## start MATERIAL FOR THE TASK
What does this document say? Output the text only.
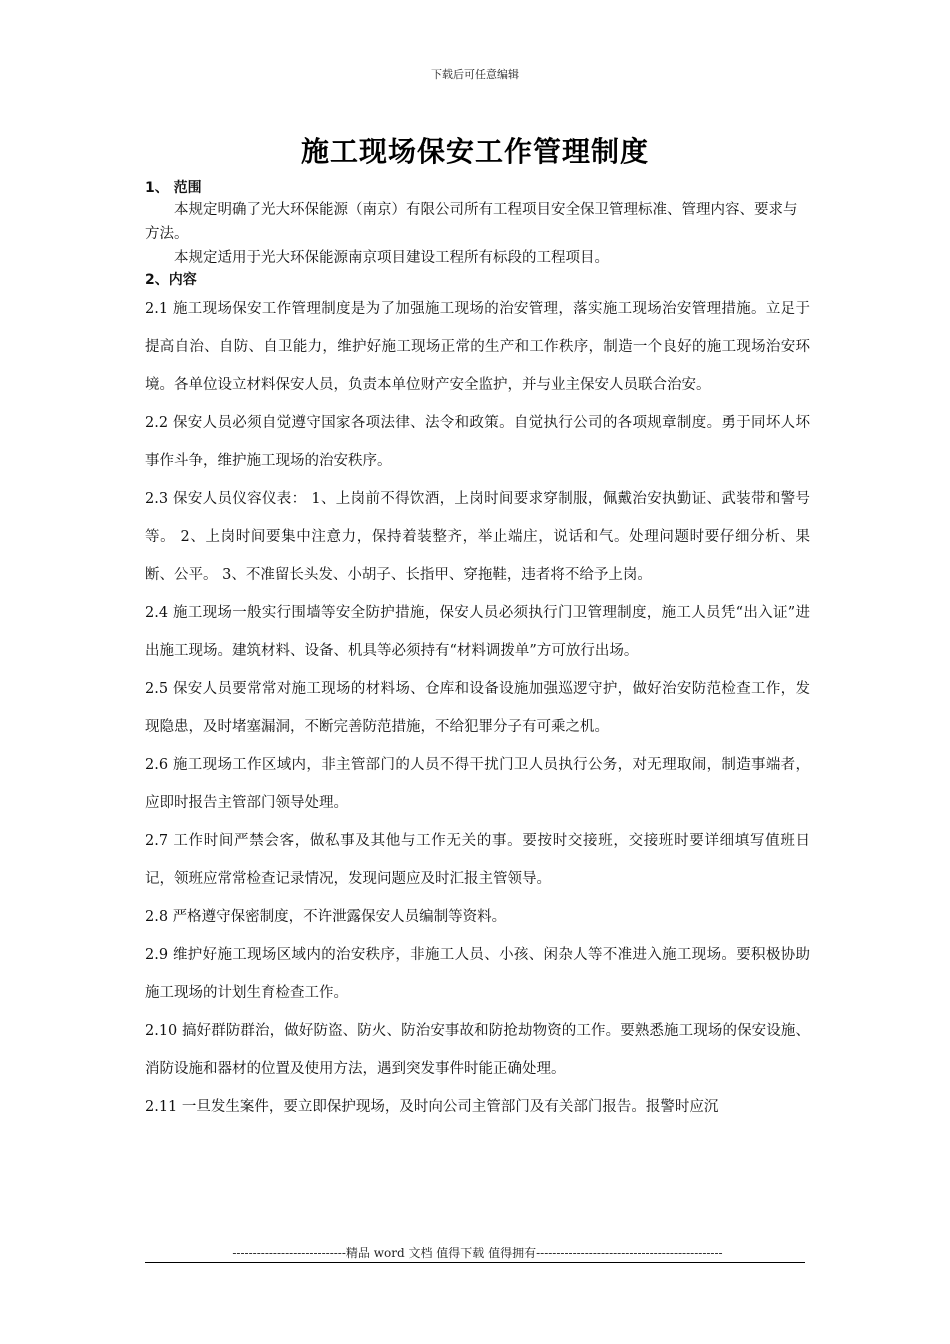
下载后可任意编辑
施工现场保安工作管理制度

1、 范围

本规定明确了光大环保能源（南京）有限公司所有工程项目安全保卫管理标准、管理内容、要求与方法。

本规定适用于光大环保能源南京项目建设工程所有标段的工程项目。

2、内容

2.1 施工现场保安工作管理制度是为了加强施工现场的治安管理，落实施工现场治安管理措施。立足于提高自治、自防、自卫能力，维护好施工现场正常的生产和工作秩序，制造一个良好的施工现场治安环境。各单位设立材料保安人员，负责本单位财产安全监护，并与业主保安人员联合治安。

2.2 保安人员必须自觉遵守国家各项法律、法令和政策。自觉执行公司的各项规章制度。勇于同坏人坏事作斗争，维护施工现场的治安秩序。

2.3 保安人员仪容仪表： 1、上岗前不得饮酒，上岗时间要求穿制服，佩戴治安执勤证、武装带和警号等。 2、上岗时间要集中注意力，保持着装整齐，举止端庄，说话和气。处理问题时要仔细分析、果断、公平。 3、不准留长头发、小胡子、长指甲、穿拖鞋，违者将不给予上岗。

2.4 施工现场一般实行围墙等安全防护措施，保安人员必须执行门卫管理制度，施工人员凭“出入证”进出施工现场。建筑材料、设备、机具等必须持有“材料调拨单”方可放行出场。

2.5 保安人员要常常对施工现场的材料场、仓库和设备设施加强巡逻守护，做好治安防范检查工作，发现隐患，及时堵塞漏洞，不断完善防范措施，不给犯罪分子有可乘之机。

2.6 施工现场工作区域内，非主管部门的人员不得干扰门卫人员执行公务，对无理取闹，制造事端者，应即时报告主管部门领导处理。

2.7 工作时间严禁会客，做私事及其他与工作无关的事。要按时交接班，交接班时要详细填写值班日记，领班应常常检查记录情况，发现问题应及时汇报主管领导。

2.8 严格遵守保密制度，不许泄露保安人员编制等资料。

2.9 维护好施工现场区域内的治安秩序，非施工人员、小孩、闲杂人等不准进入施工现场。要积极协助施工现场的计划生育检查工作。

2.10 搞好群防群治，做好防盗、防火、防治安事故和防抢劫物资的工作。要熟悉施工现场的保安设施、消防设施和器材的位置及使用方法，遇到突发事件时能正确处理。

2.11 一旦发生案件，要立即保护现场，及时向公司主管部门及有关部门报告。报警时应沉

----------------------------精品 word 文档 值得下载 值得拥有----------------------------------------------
## end MATERIAL FOR THE TASK
TASK REQUIREMENTS >> Reproduce every entry exactly, but omit each picture.

TASK RESULT >>
What does this document say? Output the text only.
下载后可任意编辑
施工现场保安工作管理制度

1、 范围

本规定明确了光大环保能源（南京）有限公司所有工程项目安全保卫管理标准、管理内容、要求与方法。

本规定适用于光大环保能源南京项目建设工程所有标段的工程项目。

2、内容

2.1 施工现场保安工作管理制度是为了加强施工现场的治安管理，落实施工现场治安管理措施。立足于提高自治、自防、自卫能力，维护好施工现场正常的生产和工作秩序，制造一个良好的施工现场治安环境。各单位设立材料保安人员，负责本单位财产安全监护，并与业主保安人员联合治安。

2.2 保安人员必须自觉遵守国家各项法律、法令和政策。自觉执行公司的各项规章制度。勇于同坏人坏事作斗争，维护施工现场的治安秩序。

2.3 保安人员仪容仪表： 1、上岗前不得饮酒，上岗时间要求穿制服，佩戴治安执勤证、武装带和警号等。 2、上岗时间要集中注意力，保持着装整齐，举止端庄，说话和气。处理问题时要仔细分析、果断、公平。 3、不准留长头发、小胡子、长指甲、穿拖鞋，违者将不给予上岗。

2.4 施工现场一般实行围墙等安全防护措施，保安人员必须执行门卫管理制度，施工人员凭“出入证”进出施工现场。建筑材料、设备、机具等必须持有“材料调拨单”方可放行出场。

2.5 保安人员要常常对施工现场的材料场、仓库和设备设施加强巡逻守护，做好治安防范检查工作，发现隐患，及时堵塞漏洞，不断完善防范措施，不给犯罪分子有可乘之机。

2.6 施工现场工作区域内，非主管部门的人员不得干扰门卫人员执行公务，对无理取闹，制造事端者，应即时报告主管部门领导处理。

2.7 工作时间严禁会客，做私事及其他与工作无关的事。要按时交接班，交接班时要详细填写值班日记，领班应常常检查记录情况，发现问题应及时汇报主管领导。

2.8 严格遵守保密制度，不许泄露保安人员编制等资料。

2.9 维护好施工现场区域内的治安秩序，非施工人员、小孩、闲杂人等不准进入施工现场。要积极协助施工现场的计划生育检查工作。

2.10 搞好群防群治，做好防盗、防火、防治安事故和防抢劫物资的工作。要熟悉施工现场的保安设施、消防设施和器材的位置及使用方法，遇到突发事件时能正确处理。

2.11 一旦发生案件，要立即保护现场，及时向公司主管部门及有关部门报告。报警时应沉

----------------------------精品 word 文档 值得下载 值得拥有----------------------------------------------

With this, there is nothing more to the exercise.